_TEXT:_
□ □ □ □ □ □ □
Kayaking pioneer returns
Brian Malfesi, 14, steers at the front while Adam Poole, 17 picks up the rear as they try out the Pioneer, the RCKC’s first kayak used by club founder Bill Slayter more two decades ago. Made of wood, the Pioneer is nearly 50 years old.
The past will meet the future as the patriarch of the Ridge Canoe and Kayak Club plans to return this Saturday to speak at the club’s 25th anniversary dinner and fundraiser at the Maple Ridge seniors’ centre.
Bill Slayter, the club’s founder, will also showcase his nearly 50-year-old mahogany K2 sprint kayak, named the Pioneer.
The rare kayak is said to have christened Whonnock Lake back in 1982, when Slayter formed the club using a shipping container as its first boat house.
“I heard about Whonnock Lake and thought it was a neat setting for a canoe club,” Slayter said.
Although the club formed in an ad-hoc manner, it soon became a thriving club and around 1989 the club found its current home with the Whonnock Lake Community Centre.
□ □ □ □ □ □ □
_DATA EXTRACTS:_
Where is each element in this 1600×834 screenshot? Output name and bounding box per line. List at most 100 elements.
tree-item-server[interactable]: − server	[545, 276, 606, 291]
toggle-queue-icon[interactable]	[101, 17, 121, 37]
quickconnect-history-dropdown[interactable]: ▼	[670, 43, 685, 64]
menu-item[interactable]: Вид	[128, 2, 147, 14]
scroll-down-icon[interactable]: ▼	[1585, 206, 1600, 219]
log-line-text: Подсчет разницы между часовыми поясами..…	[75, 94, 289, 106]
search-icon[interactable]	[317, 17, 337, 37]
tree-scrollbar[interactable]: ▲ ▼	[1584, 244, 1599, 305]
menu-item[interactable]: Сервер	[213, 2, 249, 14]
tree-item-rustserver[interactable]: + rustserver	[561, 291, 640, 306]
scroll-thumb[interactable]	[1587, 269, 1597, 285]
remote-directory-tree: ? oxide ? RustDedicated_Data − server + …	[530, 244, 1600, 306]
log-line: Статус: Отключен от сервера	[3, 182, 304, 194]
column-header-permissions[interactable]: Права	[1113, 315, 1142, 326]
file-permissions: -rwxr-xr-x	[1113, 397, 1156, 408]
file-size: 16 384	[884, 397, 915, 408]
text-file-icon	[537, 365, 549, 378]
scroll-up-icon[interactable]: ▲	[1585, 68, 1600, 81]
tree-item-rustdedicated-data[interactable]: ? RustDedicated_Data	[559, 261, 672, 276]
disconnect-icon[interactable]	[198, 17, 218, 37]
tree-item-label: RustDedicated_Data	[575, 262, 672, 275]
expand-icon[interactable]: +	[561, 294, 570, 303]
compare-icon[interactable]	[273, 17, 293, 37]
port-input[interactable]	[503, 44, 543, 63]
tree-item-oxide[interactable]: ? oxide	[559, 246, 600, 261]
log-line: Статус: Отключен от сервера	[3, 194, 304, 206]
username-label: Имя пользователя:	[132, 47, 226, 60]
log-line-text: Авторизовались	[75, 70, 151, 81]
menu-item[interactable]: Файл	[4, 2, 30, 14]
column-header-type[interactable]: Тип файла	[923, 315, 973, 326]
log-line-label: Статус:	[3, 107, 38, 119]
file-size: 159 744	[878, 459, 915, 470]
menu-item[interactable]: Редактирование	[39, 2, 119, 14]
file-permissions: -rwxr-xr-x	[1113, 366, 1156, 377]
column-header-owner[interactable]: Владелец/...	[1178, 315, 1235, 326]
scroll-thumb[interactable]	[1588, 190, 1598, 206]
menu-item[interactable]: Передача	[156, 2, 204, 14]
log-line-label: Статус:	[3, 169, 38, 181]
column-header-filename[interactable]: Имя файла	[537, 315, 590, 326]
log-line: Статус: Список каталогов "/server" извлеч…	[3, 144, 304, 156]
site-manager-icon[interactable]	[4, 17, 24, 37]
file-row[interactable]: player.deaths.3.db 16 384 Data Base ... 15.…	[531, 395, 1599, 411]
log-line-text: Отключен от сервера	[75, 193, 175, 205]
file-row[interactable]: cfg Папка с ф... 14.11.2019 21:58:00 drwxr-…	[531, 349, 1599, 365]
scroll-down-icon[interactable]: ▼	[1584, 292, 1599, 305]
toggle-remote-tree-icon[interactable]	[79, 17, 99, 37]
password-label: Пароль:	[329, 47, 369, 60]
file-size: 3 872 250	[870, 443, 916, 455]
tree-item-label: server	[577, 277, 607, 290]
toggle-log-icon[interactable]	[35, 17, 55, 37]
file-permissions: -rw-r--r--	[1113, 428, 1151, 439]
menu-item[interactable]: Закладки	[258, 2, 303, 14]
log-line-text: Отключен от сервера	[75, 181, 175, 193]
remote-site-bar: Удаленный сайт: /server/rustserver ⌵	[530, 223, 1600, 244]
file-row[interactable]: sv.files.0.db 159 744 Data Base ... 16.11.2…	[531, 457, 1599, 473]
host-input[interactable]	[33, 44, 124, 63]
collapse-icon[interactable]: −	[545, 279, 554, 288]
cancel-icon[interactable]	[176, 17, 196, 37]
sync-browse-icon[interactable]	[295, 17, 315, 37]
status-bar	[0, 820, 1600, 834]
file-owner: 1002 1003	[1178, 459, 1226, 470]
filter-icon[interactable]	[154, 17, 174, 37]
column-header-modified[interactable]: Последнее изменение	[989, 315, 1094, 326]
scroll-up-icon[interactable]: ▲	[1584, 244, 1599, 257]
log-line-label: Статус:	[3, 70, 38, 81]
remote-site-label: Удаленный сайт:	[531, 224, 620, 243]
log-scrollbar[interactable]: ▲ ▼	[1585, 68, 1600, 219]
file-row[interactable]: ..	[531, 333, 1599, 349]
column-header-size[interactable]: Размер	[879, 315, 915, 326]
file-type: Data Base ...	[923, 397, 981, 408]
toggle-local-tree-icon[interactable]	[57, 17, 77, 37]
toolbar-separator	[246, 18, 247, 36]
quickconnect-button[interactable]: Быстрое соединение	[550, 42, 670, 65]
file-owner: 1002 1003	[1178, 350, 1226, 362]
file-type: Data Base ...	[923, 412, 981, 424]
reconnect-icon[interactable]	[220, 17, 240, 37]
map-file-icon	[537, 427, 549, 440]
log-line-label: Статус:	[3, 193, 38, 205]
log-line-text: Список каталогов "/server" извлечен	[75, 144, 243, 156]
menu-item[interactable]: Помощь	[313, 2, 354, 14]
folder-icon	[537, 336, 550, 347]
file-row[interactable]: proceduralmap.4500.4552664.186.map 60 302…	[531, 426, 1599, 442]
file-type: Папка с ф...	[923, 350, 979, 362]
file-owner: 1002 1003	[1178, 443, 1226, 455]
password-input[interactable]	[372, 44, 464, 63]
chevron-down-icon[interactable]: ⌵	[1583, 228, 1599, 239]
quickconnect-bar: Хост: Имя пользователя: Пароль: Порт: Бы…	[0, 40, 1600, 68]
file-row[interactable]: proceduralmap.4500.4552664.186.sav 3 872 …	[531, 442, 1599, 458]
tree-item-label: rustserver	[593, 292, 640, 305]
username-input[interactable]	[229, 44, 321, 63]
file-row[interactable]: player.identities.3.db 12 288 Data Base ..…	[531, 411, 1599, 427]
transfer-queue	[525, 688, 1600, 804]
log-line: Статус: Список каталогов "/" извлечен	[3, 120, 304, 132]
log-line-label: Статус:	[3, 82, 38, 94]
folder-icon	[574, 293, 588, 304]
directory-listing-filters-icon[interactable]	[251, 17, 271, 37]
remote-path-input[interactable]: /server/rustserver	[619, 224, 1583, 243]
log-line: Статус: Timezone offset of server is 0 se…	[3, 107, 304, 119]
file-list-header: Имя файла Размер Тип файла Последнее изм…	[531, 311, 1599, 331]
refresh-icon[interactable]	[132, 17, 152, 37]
□ □ □ □ □ □ □
_YOUR INSTRUCTIONS:_ List every person named in the kayak club article. The entries come from a different source than the article.

_EXERCISE RESULT:_ Brian Malfesi, Adam Poole, Bill Slayter